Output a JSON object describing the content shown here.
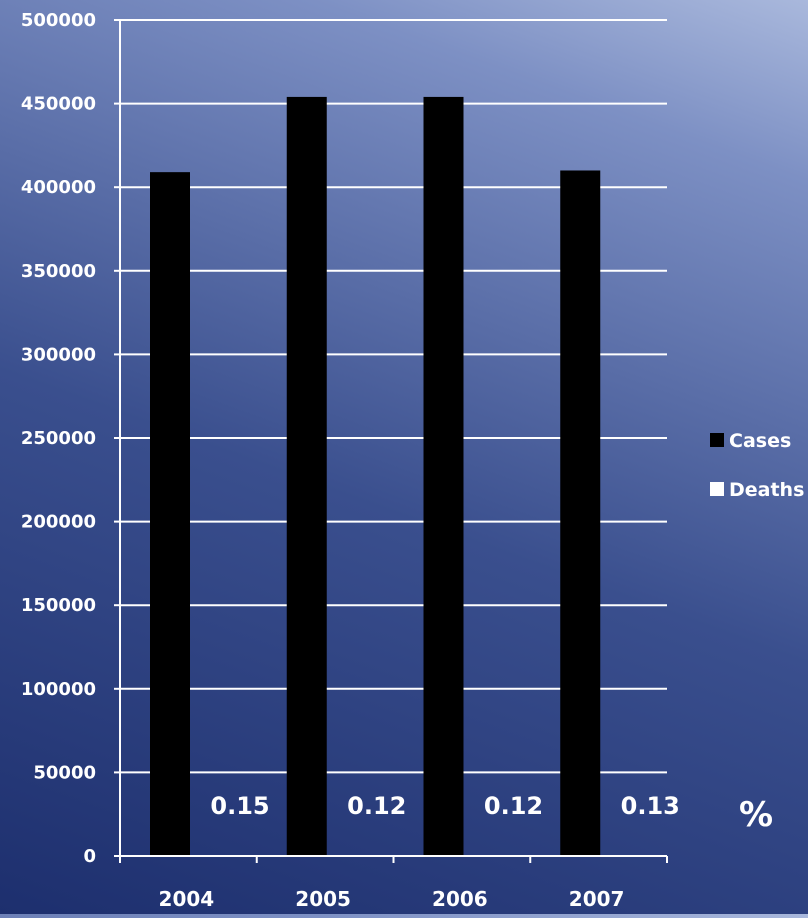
{
  "chart_data": {
    "type": "bar",
    "categories": [
      "2004",
      "2005",
      "2006",
      "2007"
    ],
    "series": [
      {
        "name": "Cases",
        "values": [
          409000,
          454000,
          454000,
          410000
        ],
        "color": "#000000"
      },
      {
        "name": "Deaths",
        "values": [
          0,
          0,
          0,
          0
        ],
        "color": "#ffffff"
      }
    ],
    "ylim": [
      0,
      500000
    ],
    "yticks": [
      0,
      50000,
      100000,
      150000,
      200000,
      250000,
      300000,
      350000,
      400000,
      450000,
      500000
    ],
    "ytick_labels": [
      "0",
      "50000",
      "100000",
      "150000",
      "200000",
      "250000",
      "300000",
      "350000",
      "400000",
      "450000",
      "500000"
    ],
    "death_rate_labels": [
      "0.15",
      "0.12",
      "0.12",
      "0.13"
    ],
    "unit_label": "%",
    "grid": true,
    "legend": "right"
  }
}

**Task goal:**
Reproduce the data above in full, exactly as it is, with the pictures left out.

**Exercise output:**
Output a JSON object describing the content shown here.
{
  "chart_data": {
    "type": "bar",
    "categories": [
      "2004",
      "2005",
      "2006",
      "2007"
    ],
    "series": [
      {
        "name": "Cases",
        "values": [
          409000,
          454000,
          454000,
          410000
        ],
        "color": "#000000"
      },
      {
        "name": "Deaths",
        "values": [
          0,
          0,
          0,
          0
        ],
        "color": "#ffffff"
      }
    ],
    "ylim": [
      0,
      500000
    ],
    "yticks": [
      0,
      50000,
      100000,
      150000,
      200000,
      250000,
      300000,
      350000,
      400000,
      450000,
      500000
    ],
    "ytick_labels": [
      "0",
      "50000",
      "100000",
      "150000",
      "200000",
      "250000",
      "300000",
      "350000",
      "400000",
      "450000",
      "500000"
    ],
    "death_rate_labels": [
      "0.15",
      "0.12",
      "0.12",
      "0.13"
    ],
    "unit_label": "%",
    "grid": true,
    "legend": "right"
  }
}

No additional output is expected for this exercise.